→ What is asked
Count every line that holds the string "value", and report the number alone.
### Records shown
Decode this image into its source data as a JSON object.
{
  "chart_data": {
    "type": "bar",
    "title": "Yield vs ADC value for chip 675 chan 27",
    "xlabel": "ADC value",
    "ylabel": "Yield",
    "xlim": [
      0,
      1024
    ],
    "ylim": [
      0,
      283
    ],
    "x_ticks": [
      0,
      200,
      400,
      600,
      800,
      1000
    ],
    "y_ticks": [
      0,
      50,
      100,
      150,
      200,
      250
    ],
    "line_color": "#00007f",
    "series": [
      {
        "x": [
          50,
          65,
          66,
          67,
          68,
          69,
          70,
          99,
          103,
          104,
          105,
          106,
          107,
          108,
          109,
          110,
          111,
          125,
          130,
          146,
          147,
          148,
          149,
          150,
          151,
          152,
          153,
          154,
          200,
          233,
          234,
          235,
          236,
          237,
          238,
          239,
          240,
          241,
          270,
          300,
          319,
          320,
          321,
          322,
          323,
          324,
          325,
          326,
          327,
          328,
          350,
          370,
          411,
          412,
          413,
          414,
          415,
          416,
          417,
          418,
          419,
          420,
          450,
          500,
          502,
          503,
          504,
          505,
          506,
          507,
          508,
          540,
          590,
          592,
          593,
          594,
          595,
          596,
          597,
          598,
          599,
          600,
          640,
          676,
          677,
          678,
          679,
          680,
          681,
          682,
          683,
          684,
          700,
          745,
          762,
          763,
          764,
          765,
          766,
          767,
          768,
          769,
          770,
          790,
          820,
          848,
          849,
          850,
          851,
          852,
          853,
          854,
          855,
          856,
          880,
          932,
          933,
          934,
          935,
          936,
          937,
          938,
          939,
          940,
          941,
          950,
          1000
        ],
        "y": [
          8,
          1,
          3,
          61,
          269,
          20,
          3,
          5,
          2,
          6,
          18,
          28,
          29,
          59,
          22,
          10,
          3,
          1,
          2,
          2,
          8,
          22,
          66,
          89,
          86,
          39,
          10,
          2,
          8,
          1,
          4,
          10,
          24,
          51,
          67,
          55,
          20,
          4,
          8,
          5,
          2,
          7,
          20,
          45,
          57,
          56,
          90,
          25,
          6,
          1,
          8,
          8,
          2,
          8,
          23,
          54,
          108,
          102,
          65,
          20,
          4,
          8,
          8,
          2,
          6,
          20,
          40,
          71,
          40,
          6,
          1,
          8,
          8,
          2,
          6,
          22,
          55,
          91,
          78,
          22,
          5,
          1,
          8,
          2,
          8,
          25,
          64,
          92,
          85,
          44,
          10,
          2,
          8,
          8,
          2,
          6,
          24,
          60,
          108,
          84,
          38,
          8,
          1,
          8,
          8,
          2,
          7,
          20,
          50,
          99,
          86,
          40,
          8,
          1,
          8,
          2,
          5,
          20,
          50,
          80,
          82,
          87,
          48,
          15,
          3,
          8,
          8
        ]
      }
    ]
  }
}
######
→ Written response
2